Wuwei: la no-acción del Tao

Uno de los conceptos centrales de la obra que nos ha llegado con el nombre de Daodejing o Tao Te Ching, atribuida a Laozi, es el llamado wuwei, que normalmente se traduce por “no-acción”.

¿Qué es eso?

La foto adjunta muestra bien a las claras qué es lo que la mayoría de la gente entiende por “no acción”: inactividad, relajación, despreocupación, indolencia... en una palabra, no hacer nada. ¿Es eso lo que está practicando nuestro amigo playero, un wuwei inconsciente?

Lo más probable es que no. El wuwei taoísta no es la otra cara de la moneda de nuestras atareadas vidas: no consiste en favorecer la desidia en lugar de la competencia ni sustituir el ajetreo por la holganza. No es una manera de compensar el desequilibrio y la falta de armonía que sentimos en el trasiego diario para luego poder volver a encajarnos, frescos y con el depósito lleno, en la gran maquinaria del mundo y aguantar un tiempo hasta que llegue la próxima vacación. Y tampoco es una simple acción irreflexiva, realizada en contra de las convenciones sociales, como si la falta de consideración fuera lo mismo que la espontaneidad natural de la que habla el Tao.

Pero el wuwei es algo en sí, no una mera negación de los extremos conocidos; lo que ocurre es que parece algo muy abstracto y escurridizo hasta que uno empieza a experimentarlo por sí mismo. Por esa razón, describirlo no vale de mucho, por muy florida que sea nuestra prosa: nadie sacia su hambre a base de leer libros de recetas y menús de restaurantes, y cualquier descripción será siempre un mapa y no el territorio. Hay que experimentarlo de primera mano y eso puede requerir tiempo y dedicación porque, paradójicamente, hay métodos para alcanzar la espontaneidad del wuwei -en realidad, más bien para desprendernos de aquello que obstaculiza su expresión. Personalmente, no veo mejor manera de adentrarse en esta no-acción que mediante las enseñanzas y prácticas budistas para eliminar a su gran enemigo, la identidad; de hecho, no veo cómo se puede alcanzar sin realizar esa labor previa.

◆ **Extractos de registros**

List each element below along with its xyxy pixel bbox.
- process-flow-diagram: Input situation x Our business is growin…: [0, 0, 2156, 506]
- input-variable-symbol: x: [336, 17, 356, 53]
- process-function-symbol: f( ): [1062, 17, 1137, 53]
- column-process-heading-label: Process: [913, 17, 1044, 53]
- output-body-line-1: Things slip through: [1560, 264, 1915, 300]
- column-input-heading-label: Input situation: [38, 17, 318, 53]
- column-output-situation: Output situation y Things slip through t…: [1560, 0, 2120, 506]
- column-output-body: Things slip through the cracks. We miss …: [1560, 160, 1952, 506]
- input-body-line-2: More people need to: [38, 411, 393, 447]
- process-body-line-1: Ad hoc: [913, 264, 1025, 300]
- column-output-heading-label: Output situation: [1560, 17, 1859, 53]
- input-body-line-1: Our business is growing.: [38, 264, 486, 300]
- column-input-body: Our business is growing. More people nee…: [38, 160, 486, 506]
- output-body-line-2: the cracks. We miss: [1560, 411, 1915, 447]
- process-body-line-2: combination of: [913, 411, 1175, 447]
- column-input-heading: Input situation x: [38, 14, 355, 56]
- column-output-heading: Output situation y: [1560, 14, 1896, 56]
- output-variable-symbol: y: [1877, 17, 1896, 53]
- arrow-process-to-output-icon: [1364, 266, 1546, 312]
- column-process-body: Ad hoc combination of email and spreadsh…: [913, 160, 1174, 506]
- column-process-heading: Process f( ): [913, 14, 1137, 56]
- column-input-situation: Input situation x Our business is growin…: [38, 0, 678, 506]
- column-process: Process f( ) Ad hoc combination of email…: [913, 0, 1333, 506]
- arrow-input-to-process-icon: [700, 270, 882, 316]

◆ **Tareas por realizar**
1) Según el texto sobre el wuwei, ¿cómo se suele traducir ese término?
2) Reproduce literalmente el fragmento del texto sobre el wuwei. Empieza en las palabras "Pero el wuwei" y termina después de "esa labor previa.".

◆ **Respuestas**
1) Normalmente se traduce por “no-acción”.

2)
Pero el wuwei es algo en sí, no una mera negación de los extremos conocidos; lo que ocurre es que parece algo muy abstracto y escurridizo hasta que uno empieza a experimentarlo por sí mismo. Por esa razón, describirlo no vale de mucho, por muy florida que sea nuestra prosa: nadie sacia su hambre a base de leer libros de recetas y menús de restaurantes, y cualquier descripción será siempre un mapa y no el territorio. Hay que experimentarlo de primera mano y eso puede requerir tiempo y dedicación porque, paradójicamente, hay métodos para alcanzar la espontaneidad del wuwei -en realidad, más bien para desprendernos de aquello que obstaculiza su expresión. Personalmente, no veo mejor manera de adentrarse en esta no-acción que mediante las enseñanzas y prácticas budistas para eliminar a su gran enemigo, la identidad; de hecho, no veo cómo se puede alcanzar sin realizar esa labor previa.